Goal
Give back the records below exactly, every one, with no pictures.

Material to process
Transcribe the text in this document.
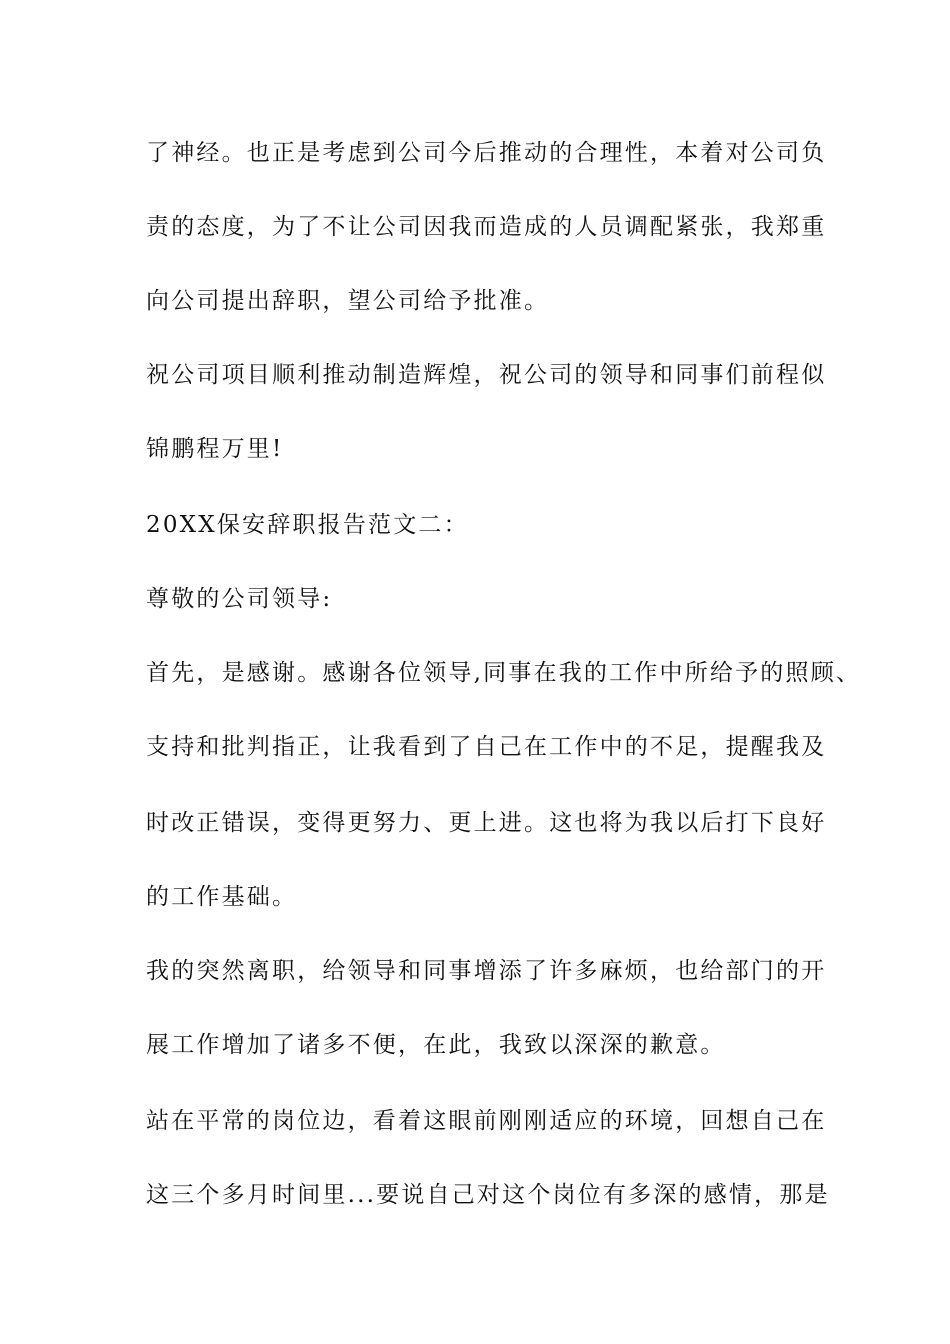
了神经。也正是考虑到公司今后推动的合理性，本着对公司负

责的态度，为了不让公司因我而造成的人员调配紧张，我郑重

向公司提出辞职，望公司给予批准。

祝公司项目顺利推动制造辉煌，祝公司的领导和同事们前程似

锦鹏程万里!

20XX保安辞职报告范文二：

尊敬的公司领导:

首先，是感谢。感谢各位领导,同事在我的工作中所给予的照顾、

支持和批判指正，让我看到了自己在工作中的不足，提醒我及

时改正错误，变得更努力、更上进。这也将为我以后打下良好

的工作基础。

我的突然离职，给领导和同事增添了许多麻烦，也给部门的开

展工作增加了诸多不便，在此，我致以深深的歉意。

站在平常的岗位边，看着这眼前刚刚适应的环境，回想自己在

这三个多月时间里...要说自己对这个岗位有多深的感情，那是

Complete output
Transcribe the text in this document.
了神经。也正是考虑到公司今后推动的合理性，本着对公司负

责的态度，为了不让公司因我而造成的人员调配紧张，我郑重

向公司提出辞职，望公司给予批准。

祝公司项目顺利推动制造辉煌，祝公司的领导和同事们前程似

锦鹏程万里!

20XX保安辞职报告范文二：

尊敬的公司领导:

首先，是感谢。感谢各位领导,同事在我的工作中所给予的照顾、

支持和批判指正，让我看到了自己在工作中的不足，提醒我及

时改正错误，变得更努力、更上进。这也将为我以后打下良好

的工作基础。

我的突然离职，给领导和同事增添了许多麻烦，也给部门的开

展工作增加了诸多不便，在此，我致以深深的歉意。

站在平常的岗位边，看着这眼前刚刚适应的环境，回想自己在

这三个多月时间里...要说自己对这个岗位有多深的感情，那是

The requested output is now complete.